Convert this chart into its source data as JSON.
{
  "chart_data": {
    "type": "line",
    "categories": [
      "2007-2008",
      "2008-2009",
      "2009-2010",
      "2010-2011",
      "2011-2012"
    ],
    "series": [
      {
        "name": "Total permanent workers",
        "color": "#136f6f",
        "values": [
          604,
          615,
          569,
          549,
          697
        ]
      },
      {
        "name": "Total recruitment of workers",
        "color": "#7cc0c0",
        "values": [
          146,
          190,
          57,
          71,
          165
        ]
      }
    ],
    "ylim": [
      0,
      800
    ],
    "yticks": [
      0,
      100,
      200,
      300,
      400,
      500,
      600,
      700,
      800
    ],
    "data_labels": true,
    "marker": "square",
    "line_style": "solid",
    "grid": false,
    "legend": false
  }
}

• **WHAT TO DO**:
The required answer is a single number: the count of lines in the entries that hold the string "Total".

• **TASK SOLUTION**:
2